__Task goal__
Extract all lines in the data that contain the word "color".

__Dataset entries__
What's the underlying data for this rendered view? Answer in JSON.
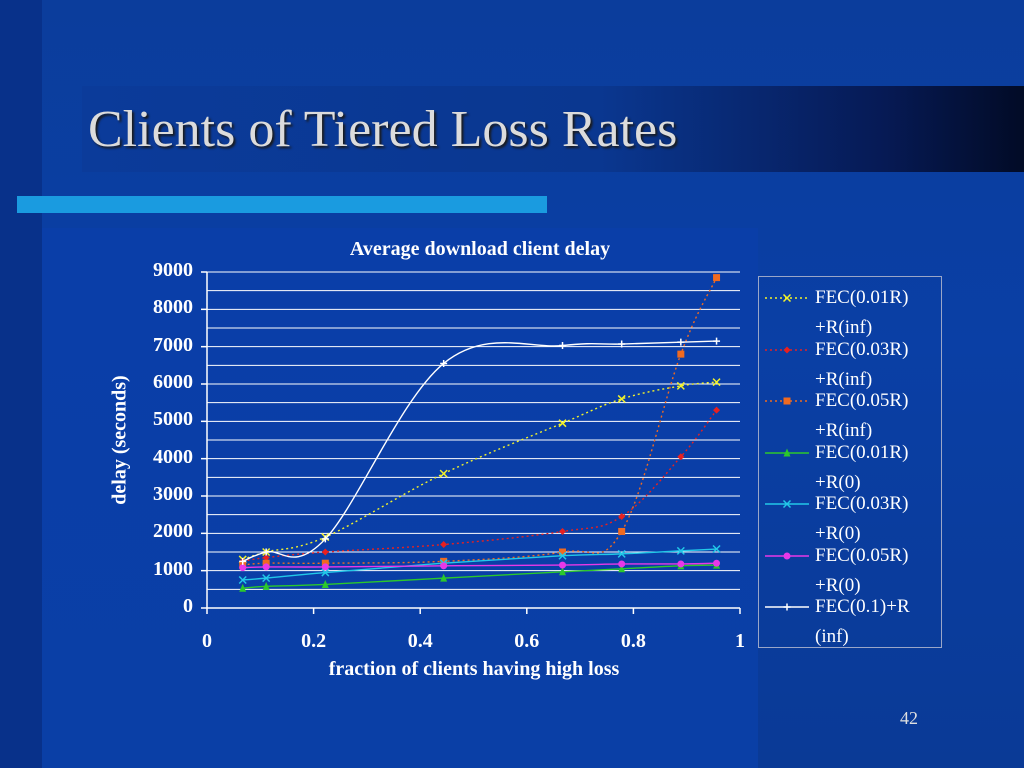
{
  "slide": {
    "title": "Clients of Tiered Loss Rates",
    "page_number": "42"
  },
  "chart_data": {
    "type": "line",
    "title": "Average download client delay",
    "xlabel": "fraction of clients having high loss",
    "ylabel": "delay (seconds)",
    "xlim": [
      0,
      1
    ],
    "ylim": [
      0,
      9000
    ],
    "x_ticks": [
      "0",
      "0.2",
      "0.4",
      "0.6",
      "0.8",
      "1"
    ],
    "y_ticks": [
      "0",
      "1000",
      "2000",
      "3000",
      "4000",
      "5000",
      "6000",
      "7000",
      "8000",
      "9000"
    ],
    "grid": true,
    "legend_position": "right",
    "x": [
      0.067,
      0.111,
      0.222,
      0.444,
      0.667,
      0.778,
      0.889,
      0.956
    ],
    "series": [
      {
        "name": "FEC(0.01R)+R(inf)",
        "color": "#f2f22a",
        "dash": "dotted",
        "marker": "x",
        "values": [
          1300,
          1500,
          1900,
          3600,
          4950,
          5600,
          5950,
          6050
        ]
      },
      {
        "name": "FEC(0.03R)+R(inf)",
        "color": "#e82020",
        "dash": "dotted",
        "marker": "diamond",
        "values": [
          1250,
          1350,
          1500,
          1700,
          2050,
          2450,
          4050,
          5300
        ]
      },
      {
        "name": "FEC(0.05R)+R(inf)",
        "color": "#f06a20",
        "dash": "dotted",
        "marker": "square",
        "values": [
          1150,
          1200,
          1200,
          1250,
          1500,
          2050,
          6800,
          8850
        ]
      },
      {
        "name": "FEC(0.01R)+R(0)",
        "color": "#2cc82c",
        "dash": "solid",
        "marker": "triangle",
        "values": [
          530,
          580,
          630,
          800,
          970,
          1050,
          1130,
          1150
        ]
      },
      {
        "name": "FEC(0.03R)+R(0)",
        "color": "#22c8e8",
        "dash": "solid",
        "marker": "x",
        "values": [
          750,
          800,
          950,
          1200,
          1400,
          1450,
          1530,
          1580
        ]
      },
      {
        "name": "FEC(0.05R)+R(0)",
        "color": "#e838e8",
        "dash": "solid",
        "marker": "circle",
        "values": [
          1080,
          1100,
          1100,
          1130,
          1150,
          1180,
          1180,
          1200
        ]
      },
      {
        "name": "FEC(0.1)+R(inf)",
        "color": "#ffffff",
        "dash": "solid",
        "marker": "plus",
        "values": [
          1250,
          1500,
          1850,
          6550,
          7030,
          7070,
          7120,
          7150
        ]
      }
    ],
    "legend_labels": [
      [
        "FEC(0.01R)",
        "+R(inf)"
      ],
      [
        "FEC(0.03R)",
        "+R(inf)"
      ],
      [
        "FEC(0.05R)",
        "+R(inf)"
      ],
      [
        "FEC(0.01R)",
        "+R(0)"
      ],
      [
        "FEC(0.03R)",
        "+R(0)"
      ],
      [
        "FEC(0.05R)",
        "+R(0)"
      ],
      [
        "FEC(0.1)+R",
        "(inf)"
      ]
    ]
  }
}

__Result for this exercise__
        "color": "#f2f22a",
        "color": "#e82020",
        "color": "#f06a20",
        "color": "#2cc82c",
        "color": "#22c8e8",
        "color": "#e838e8",
        "color": "#ffffff",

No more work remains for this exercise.